◆ What is needed
Without the pictures, can you quote each line below exactly?

________________________

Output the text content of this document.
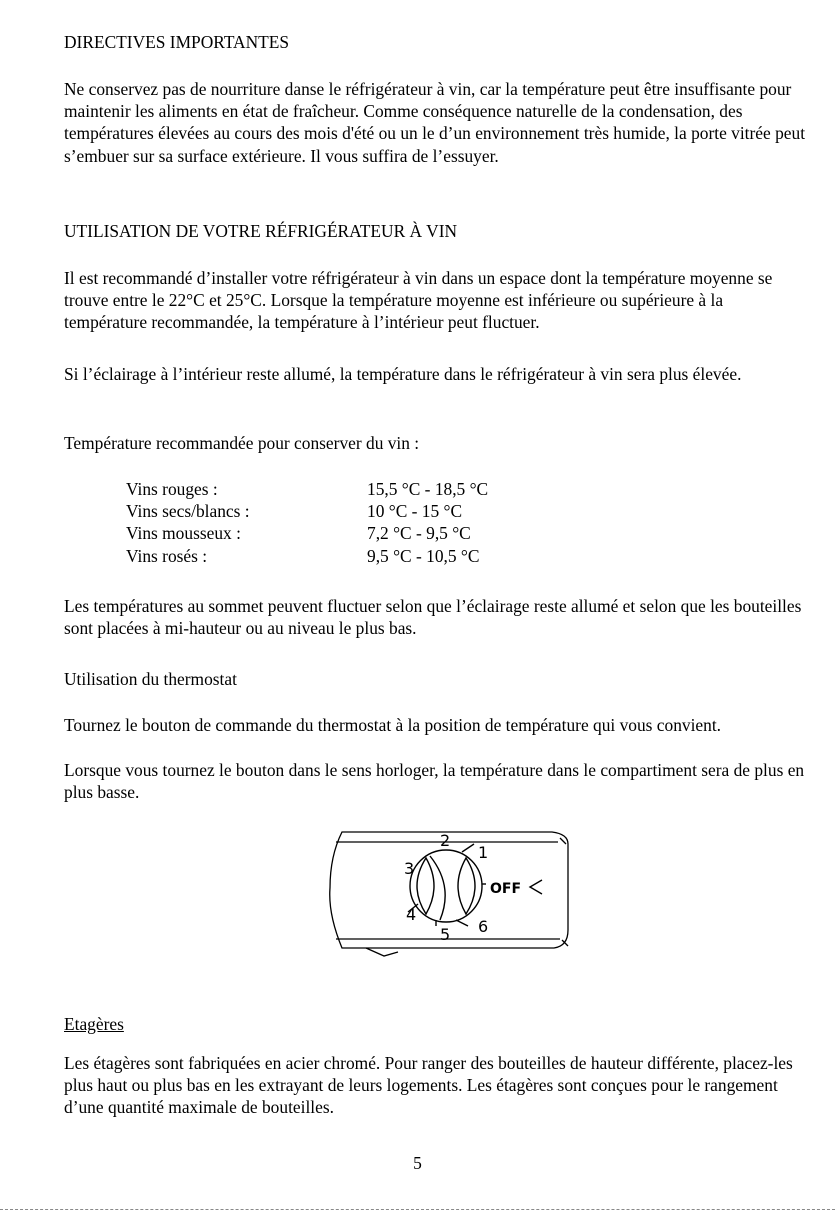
DIRECTIVES IMPORTANTES

Ne conservez pas de nourriture danse le réfrigérateur à vin, car la température peut être insuffisante pour maintenir les aliments en état de fraîcheur. Comme conséquence naturelle de la condensation, des températures élevées au cours des mois d'été ou un le d’un environnement très humide, la porte vitrée peut s’embuer sur sa surface extérieure. Il vous suffira de l’essuyer.

UTILISATION DE VOTRE RÉFRIGÉRATEUR À VIN

Il est recommandé d’installer votre réfrigérateur à vin dans un espace dont la température moyenne se trouve entre le 22°C et 25°C. Lorsque la température moyenne est inférieure ou supérieure à la température recommandée, la température à l’intérieur peut fluctuer.

Si l’éclairage à l’intérieur reste allumé, la température dans le réfrigérateur à vin sera plus élevée.

Température recommandée pour conserver du vin :

Vins rouges :	15,5 °C - 18,5 °C
Vins secs/blancs :	10 °C - 15 °C
Vins mousseux :	7,2 °C - 9,5 °C
Vins rosés :	9,5 °C - 10,5 °C

Les températures au sommet peuvent fluctuer selon que l’éclairage reste allumé et selon que les bouteilles sont placées à mi-hauteur ou au niveau le plus bas.

Utilisation du thermostat

Tournez le bouton de commande du thermostat à la position de température qui vous convient.

Lorsque vous tournez le bouton dans le sens horloger, la température dans le compartiment sera de plus en plus basse.

1
2
3
4
5 6
OFF
Etagères

Les étagères sont fabriquées en acier chromé. Pour ranger des bouteilles de hauteur différente, placez-les plus haut ou plus bas en les extrayant de leurs logements. Les étagères sont conçues pour le rangement d’une quantité maximale de bouteilles.

5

________________________

◆ Response to the exercise
Output the text content of this document.
DIRECTIVES IMPORTANTES

Ne conservez pas de nourriture danse le réfrigérateur à vin, car la température peut être insuffisante pour maintenir les aliments en état de fraîcheur. Comme conséquence naturelle de la condensation, des températures élevées au cours des mois d'été ou un le d’un environnement très humide, la porte vitrée peut s’embuer sur sa surface extérieure. Il vous suffira de l’essuyer.

UTILISATION DE VOTRE RÉFRIGÉRATEUR À VIN

Il est recommandé d’installer votre réfrigérateur à vin dans un espace dont la température moyenne se trouve entre le 22°C et 25°C. Lorsque la température moyenne est inférieure ou supérieure à la température recommandée, la température à l’intérieur peut fluctuer.

Si l’éclairage à l’intérieur reste allumé, la température dans le réfrigérateur à vin sera plus élevée.

Température recommandée pour conserver du vin :

Vins rouges :	15,5 °C - 18,5 °C
Vins secs/blancs :	10 °C - 15 °C
Vins mousseux :	7,2 °C - 9,5 °C
Vins rosés :	9,5 °C - 10,5 °C

Les températures au sommet peuvent fluctuer selon que l’éclairage reste allumé et selon que les bouteilles sont placées à mi-hauteur ou au niveau le plus bas.

Utilisation du thermostat

Tournez le bouton de commande du thermostat à la position de température qui vous convient.

Lorsque vous tournez le bouton dans le sens horloger, la température dans le compartiment sera de plus en plus basse.

1
2
3
4
5 6
OFF
Etagères

Les étagères sont fabriquées en acier chromé. Pour ranger des bouteilles de hauteur différente, placez-les plus haut ou plus bas en les extrayant de leurs logements. Les étagères sont conçues pour le rangement d’une quantité maximale de bouteilles.

5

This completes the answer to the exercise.